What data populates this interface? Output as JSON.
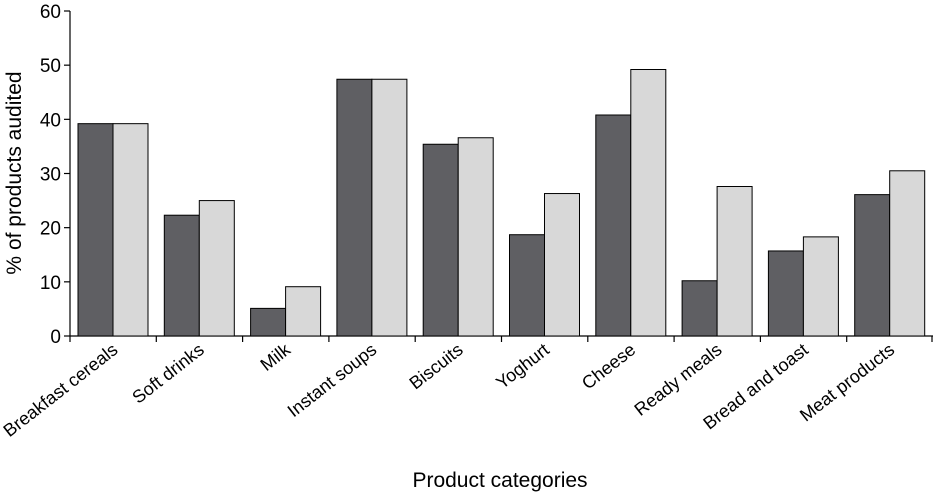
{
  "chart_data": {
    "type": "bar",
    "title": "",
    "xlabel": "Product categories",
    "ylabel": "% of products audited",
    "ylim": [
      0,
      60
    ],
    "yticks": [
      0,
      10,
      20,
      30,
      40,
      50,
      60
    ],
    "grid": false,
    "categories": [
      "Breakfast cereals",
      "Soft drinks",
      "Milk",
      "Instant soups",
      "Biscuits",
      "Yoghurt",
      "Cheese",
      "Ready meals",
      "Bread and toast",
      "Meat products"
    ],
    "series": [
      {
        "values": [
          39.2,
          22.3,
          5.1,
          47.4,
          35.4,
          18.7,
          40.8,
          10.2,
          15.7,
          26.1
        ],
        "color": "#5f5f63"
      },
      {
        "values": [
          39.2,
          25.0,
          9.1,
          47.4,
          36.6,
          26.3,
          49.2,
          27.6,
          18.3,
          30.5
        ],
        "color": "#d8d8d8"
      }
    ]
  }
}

> **REQUIREMENT**
Write out every line above exactly as it is, leaving out the pictures.

> **WORKED ANSWER**
What data populates this interface? Output as JSON.
{
  "chart_data": {
    "type": "bar",
    "title": "",
    "xlabel": "Product categories",
    "ylabel": "% of products audited",
    "ylim": [
      0,
      60
    ],
    "yticks": [
      0,
      10,
      20,
      30,
      40,
      50,
      60
    ],
    "grid": false,
    "categories": [
      "Breakfast cereals",
      "Soft drinks",
      "Milk",
      "Instant soups",
      "Biscuits",
      "Yoghurt",
      "Cheese",
      "Ready meals",
      "Bread and toast",
      "Meat products"
    ],
    "series": [
      {
        "values": [
          39.2,
          22.3,
          5.1,
          47.4,
          35.4,
          18.7,
          40.8,
          10.2,
          15.7,
          26.1
        ],
        "color": "#5f5f63"
      },
      {
        "values": [
          39.2,
          25.0,
          9.1,
          47.4,
          36.6,
          26.3,
          49.2,
          27.6,
          18.3,
          30.5
        ],
        "color": "#d8d8d8"
      }
    ]
  }
}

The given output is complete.